● Records provided
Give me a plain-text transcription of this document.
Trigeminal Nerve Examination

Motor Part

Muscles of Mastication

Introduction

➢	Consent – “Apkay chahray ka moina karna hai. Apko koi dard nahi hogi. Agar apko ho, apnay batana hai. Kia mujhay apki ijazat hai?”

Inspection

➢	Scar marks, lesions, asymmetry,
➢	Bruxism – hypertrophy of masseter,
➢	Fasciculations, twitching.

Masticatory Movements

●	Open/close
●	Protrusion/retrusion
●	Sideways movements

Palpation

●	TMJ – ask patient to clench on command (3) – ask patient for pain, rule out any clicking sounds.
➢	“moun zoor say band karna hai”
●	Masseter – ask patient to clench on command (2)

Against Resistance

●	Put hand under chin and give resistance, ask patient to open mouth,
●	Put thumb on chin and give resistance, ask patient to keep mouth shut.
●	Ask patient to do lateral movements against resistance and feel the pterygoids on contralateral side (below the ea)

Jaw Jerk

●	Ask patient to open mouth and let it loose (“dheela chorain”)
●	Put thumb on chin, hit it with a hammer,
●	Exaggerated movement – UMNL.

...

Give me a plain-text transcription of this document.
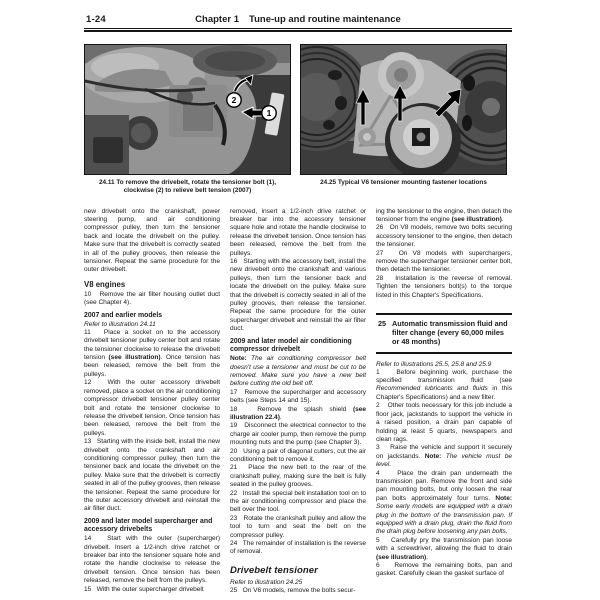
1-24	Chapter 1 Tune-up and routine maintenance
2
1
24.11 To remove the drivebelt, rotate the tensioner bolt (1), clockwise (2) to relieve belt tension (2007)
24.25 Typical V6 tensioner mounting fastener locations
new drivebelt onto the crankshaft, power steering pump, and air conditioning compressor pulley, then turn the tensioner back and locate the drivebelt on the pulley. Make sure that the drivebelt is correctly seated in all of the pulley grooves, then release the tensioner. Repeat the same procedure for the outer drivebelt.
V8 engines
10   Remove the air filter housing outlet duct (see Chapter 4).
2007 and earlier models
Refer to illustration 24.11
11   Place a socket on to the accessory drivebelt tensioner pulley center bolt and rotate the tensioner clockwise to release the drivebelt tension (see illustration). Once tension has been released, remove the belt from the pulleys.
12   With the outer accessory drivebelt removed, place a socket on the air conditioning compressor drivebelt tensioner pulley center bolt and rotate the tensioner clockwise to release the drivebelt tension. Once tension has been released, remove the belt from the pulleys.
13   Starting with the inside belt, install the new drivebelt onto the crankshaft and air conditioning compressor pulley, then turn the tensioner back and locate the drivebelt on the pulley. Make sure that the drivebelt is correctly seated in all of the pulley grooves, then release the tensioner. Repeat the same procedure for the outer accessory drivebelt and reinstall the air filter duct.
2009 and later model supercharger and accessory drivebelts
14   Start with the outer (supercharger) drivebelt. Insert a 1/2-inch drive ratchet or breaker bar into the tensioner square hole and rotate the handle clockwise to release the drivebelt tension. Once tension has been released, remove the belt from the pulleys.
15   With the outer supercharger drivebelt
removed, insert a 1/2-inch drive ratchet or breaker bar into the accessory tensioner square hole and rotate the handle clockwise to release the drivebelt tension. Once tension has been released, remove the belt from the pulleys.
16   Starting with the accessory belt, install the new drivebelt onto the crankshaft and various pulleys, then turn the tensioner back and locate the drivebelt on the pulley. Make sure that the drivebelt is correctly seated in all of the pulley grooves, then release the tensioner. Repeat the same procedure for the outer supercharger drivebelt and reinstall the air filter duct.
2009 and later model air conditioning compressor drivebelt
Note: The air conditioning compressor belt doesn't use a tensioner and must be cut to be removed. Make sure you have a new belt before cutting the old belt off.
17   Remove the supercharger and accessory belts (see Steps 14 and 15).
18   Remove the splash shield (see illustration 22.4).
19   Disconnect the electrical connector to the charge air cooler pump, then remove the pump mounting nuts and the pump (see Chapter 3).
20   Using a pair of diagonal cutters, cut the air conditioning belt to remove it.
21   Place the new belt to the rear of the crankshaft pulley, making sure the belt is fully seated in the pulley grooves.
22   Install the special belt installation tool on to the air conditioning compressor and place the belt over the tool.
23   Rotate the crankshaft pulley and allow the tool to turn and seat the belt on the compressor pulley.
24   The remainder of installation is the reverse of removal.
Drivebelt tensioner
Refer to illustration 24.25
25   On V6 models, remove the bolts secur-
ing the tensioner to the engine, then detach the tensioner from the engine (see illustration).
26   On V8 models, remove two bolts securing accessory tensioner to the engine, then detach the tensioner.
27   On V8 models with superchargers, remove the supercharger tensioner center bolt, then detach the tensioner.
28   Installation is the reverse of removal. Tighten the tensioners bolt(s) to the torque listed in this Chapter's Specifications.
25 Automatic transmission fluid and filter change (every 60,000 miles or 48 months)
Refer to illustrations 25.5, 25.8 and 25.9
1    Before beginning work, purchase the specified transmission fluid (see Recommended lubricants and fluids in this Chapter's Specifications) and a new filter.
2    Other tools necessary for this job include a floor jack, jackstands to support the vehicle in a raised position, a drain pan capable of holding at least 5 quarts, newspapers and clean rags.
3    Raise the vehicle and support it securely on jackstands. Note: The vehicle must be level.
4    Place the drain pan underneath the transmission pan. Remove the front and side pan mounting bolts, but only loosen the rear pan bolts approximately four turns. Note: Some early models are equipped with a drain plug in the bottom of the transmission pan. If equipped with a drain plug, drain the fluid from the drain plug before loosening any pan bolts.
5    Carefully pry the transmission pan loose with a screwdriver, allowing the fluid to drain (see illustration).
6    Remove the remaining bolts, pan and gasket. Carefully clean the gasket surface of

● Task objective
Copy out each line that contains the word "into".

● Output below
14   Start with the outer (supercharger) drivebelt. Insert a 1/2-inch drive ratchet or breaker bar into the tensioner square hole and rotate the handle clockwise to release the drivebelt tension. Once tension has been released, remove the belt from the pulleys.
removed, insert a 1/2-inch drive ratchet or breaker bar into the accessory tensioner square hole and rotate the handle clockwise to release the drivebelt tension. Once tension has been released, remove the belt from the pulleys.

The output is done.